**Work required**
What is needed here is an exact copy of every entry.

=== Raw data ===

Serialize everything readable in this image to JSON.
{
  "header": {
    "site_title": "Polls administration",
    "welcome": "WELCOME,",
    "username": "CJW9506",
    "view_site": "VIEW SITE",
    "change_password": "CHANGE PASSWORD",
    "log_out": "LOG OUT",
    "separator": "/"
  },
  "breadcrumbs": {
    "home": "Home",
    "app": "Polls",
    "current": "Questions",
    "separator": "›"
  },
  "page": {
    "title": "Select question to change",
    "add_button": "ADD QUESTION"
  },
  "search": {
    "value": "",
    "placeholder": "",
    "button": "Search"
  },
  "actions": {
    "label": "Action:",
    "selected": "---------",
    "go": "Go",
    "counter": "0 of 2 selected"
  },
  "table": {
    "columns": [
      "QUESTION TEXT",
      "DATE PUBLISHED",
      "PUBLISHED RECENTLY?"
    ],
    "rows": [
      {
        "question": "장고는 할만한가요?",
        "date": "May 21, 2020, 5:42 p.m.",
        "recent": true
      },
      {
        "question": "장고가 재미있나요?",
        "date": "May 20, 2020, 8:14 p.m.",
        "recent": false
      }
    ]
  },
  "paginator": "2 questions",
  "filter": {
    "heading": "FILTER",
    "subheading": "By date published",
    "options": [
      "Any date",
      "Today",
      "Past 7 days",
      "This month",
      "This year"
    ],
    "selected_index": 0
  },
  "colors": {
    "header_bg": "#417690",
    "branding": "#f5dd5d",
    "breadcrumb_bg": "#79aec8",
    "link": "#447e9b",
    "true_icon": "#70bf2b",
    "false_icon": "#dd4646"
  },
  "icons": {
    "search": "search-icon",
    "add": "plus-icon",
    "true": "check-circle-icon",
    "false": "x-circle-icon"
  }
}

===

**Finished answer**
Serialize everything readable in this image to JSON.
{
  "header": {
    "site_title": "Polls administration",
    "welcome": "WELCOME,",
    "username": "CJW9506",
    "view_site": "VIEW SITE",
    "change_password": "CHANGE PASSWORD",
    "log_out": "LOG OUT",
    "separator": "/"
  },
  "breadcrumbs": {
    "home": "Home",
    "app": "Polls",
    "current": "Questions",
    "separator": "›"
  },
  "page": {
    "title": "Select question to change",
    "add_button": "ADD QUESTION"
  },
  "search": {
    "value": "",
    "placeholder": "",
    "button": "Search"
  },
  "actions": {
    "label": "Action:",
    "selected": "---------",
    "go": "Go",
    "counter": "0 of 2 selected"
  },
  "table": {
    "columns": [
      "QUESTION TEXT",
      "DATE PUBLISHED",
      "PUBLISHED RECENTLY?"
    ],
    "rows": [
      {
        "question": "장고는 할만한가요?",
        "date": "May 21, 2020, 5:42 p.m.",
        "recent": true
      },
      {
        "question": "장고가 재미있나요?",
        "date": "May 20, 2020, 8:14 p.m.",
        "recent": false
      }
    ]
  },
  "paginator": "2 questions",
  "filter": {
    "heading": "FILTER",
    "subheading": "By date published",
    "options": [
      "Any date",
      "Today",
      "Past 7 days",
      "This month",
      "This year"
    ],
    "selected_index": 0
  },
  "colors": {
    "header_bg": "#417690",
    "branding": "#f5dd5d",
    "breadcrumb_bg": "#79aec8",
    "link": "#447e9b",
    "true_icon": "#70bf2b",
    "false_icon": "#dd4646"
  },
  "icons": {
    "search": "search-icon",
    "add": "plus-icon",
    "true": "check-circle-icon",
    "false": "x-circle-icon"
  }
}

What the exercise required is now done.